» **WHAT IS BEING ASKED**
Will you extract the entries word for word? Images should not appear in the copy.

>>

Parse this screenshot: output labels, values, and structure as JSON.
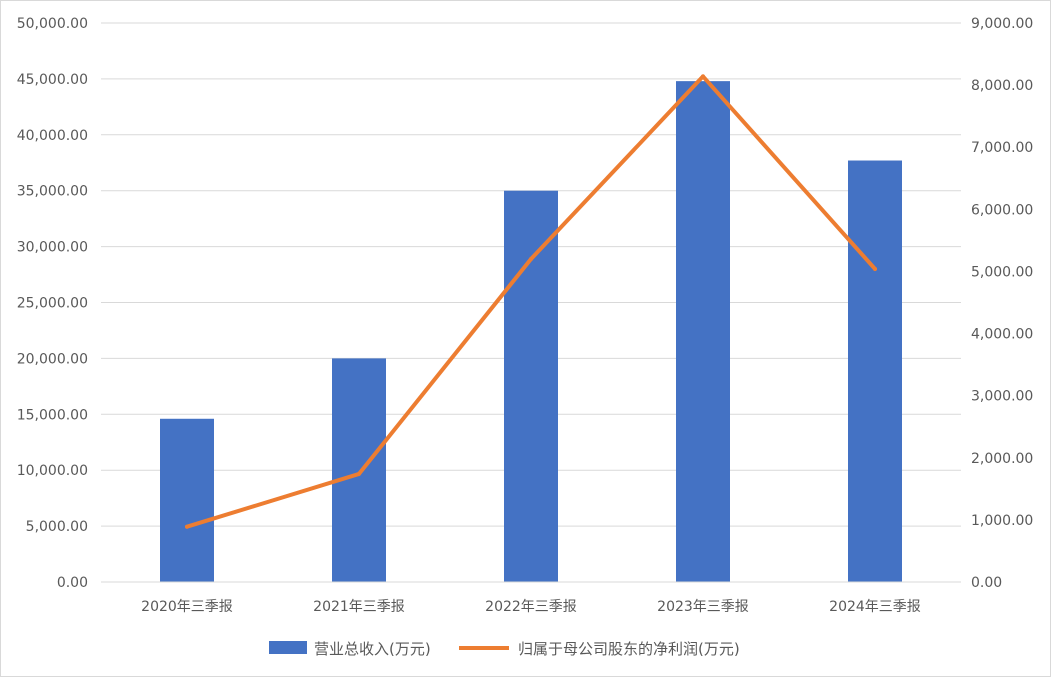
{
  "chart_data": {
    "type": "bar",
    "title": "",
    "categories": [
      "2020年三季报",
      "2021年三季报",
      "2022年三季报",
      "2023年三季报",
      "2024年三季报"
    ],
    "series": [
      {
        "name": "营业总收入(万元)",
        "type": "bar",
        "axis": "left",
        "color": "#4472c4",
        "values": [
          14600,
          20000,
          35000,
          44800,
          37700
        ]
      },
      {
        "name": "归属于母公司股东的净利润(万元)",
        "type": "line",
        "axis": "right",
        "color": "#ed7d31",
        "values": [
          890,
          1740,
          5200,
          8140,
          5040
        ]
      }
    ],
    "y_left": {
      "min": 0,
      "max": 50000,
      "step": 5000,
      "tick_labels": [
        "0.00",
        "5,000.00",
        "10,000.00",
        "15,000.00",
        "20,000.00",
        "25,000.00",
        "30,000.00",
        "35,000.00",
        "40,000.00",
        "45,000.00",
        "50,000.00"
      ]
    },
    "y_right": {
      "min": 0,
      "max": 9000,
      "step": 1000,
      "tick_labels": [
        "0.00",
        "1,000.00",
        "2,000.00",
        "3,000.00",
        "4,000.00",
        "5,000.00",
        "6,000.00",
        "7,000.00",
        "8,000.00",
        "9,000.00"
      ]
    },
    "grid": true,
    "legend": {
      "position": "bottom"
    }
  }
}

<<

» **EXERCISE SOLUTION**
Parse this screenshot: output labels, values, and structure as JSON.
{
  "chart_data": {
    "type": "bar",
    "title": "",
    "categories": [
      "2020年三季报",
      "2021年三季报",
      "2022年三季报",
      "2023年三季报",
      "2024年三季报"
    ],
    "series": [
      {
        "name": "营业总收入(万元)",
        "type": "bar",
        "axis": "left",
        "color": "#4472c4",
        "values": [
          14600,
          20000,
          35000,
          44800,
          37700
        ]
      },
      {
        "name": "归属于母公司股东的净利润(万元)",
        "type": "line",
        "axis": "right",
        "color": "#ed7d31",
        "values": [
          890,
          1740,
          5200,
          8140,
          5040
        ]
      }
    ],
    "y_left": {
      "min": 0,
      "max": 50000,
      "step": 5000,
      "tick_labels": [
        "0.00",
        "5,000.00",
        "10,000.00",
        "15,000.00",
        "20,000.00",
        "25,000.00",
        "30,000.00",
        "35,000.00",
        "40,000.00",
        "45,000.00",
        "50,000.00"
      ]
    },
    "y_right": {
      "min": 0,
      "max": 9000,
      "step": 1000,
      "tick_labels": [
        "0.00",
        "1,000.00",
        "2,000.00",
        "3,000.00",
        "4,000.00",
        "5,000.00",
        "6,000.00",
        "7,000.00",
        "8,000.00",
        "9,000.00"
      ]
    },
    "grid": true,
    "legend": {
      "position": "bottom"
    }
  }
}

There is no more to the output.